● **DATASET EXCERPTS**
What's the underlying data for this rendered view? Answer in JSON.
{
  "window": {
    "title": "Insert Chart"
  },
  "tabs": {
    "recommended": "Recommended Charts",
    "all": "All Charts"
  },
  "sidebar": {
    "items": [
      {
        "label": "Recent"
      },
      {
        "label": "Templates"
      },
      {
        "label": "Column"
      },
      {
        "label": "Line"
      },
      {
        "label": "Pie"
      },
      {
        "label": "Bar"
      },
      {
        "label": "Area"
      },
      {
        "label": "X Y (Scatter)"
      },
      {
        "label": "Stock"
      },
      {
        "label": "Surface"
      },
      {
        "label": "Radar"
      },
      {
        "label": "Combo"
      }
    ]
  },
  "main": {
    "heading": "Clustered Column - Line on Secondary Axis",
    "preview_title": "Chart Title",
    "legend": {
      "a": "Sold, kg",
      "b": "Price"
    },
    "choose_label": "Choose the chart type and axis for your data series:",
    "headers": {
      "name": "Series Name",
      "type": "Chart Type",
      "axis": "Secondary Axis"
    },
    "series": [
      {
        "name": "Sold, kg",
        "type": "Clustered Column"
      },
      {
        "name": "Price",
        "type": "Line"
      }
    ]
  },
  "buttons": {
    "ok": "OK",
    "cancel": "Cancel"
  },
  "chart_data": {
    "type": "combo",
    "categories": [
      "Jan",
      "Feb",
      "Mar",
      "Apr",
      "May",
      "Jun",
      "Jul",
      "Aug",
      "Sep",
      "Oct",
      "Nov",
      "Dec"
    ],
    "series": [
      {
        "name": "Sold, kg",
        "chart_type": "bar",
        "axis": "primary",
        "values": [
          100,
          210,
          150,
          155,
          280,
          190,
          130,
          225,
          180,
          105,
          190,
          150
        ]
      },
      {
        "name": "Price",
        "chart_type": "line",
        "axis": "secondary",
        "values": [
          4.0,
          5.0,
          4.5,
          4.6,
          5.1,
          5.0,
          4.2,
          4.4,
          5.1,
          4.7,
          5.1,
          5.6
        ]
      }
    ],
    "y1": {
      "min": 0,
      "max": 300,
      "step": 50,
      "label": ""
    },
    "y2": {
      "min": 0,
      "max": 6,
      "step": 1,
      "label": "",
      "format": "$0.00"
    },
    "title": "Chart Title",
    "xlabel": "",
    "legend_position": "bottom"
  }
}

● **WRITTEN EXERCISE**
Your task is to give the records above again, exactly.

● **RESULT FOR THIS TASK**
What's the underlying data for this rendered view? Answer in JSON.
{
  "window": {
    "title": "Insert Chart"
  },
  "tabs": {
    "recommended": "Recommended Charts",
    "all": "All Charts"
  },
  "sidebar": {
    "items": [
      {
        "label": "Recent"
      },
      {
        "label": "Templates"
      },
      {
        "label": "Column"
      },
      {
        "label": "Line"
      },
      {
        "label": "Pie"
      },
      {
        "label": "Bar"
      },
      {
        "label": "Area"
      },
      {
        "label": "X Y (Scatter)"
      },
      {
        "label": "Stock"
      },
      {
        "label": "Surface"
      },
      {
        "label": "Radar"
      },
      {
        "label": "Combo"
      }
    ]
  },
  "main": {
    "heading": "Clustered Column - Line on Secondary Axis",
    "preview_title": "Chart Title",
    "legend": {
      "a": "Sold, kg",
      "b": "Price"
    },
    "choose_label": "Choose the chart type and axis for your data series:",
    "headers": {
      "name": "Series Name",
      "type": "Chart Type",
      "axis": "Secondary Axis"
    },
    "series": [
      {
        "name": "Sold, kg",
        "type": "Clustered Column"
      },
      {
        "name": "Price",
        "type": "Line"
      }
    ]
  },
  "buttons": {
    "ok": "OK",
    "cancel": "Cancel"
  },
  "chart_data": {
    "type": "combo",
    "categories": [
      "Jan",
      "Feb",
      "Mar",
      "Apr",
      "May",
      "Jun",
      "Jul",
      "Aug",
      "Sep",
      "Oct",
      "Nov",
      "Dec"
    ],
    "series": [
      {
        "name": "Sold, kg",
        "chart_type": "bar",
        "axis": "primary",
        "values": [
          100,
          210,
          150,
          155,
          280,
          190,
          130,
          225,
          180,
          105,
          190,
          150
        ]
      },
      {
        "name": "Price",
        "chart_type": "line",
        "axis": "secondary",
        "values": [
          4.0,
          5.0,
          4.5,
          4.6,
          5.1,
          5.0,
          4.2,
          4.4,
          5.1,
          4.7,
          5.1,
          5.6
        ]
      }
    ],
    "y1": {
      "min": 0,
      "max": 300,
      "step": 50,
      "label": ""
    },
    "y2": {
      "min": 0,
      "max": 6,
      "step": 1,
      "label": "",
      "format": "$0.00"
    },
    "title": "Chart Title",
    "xlabel": "",
    "legend_position": "bottom"
  }
}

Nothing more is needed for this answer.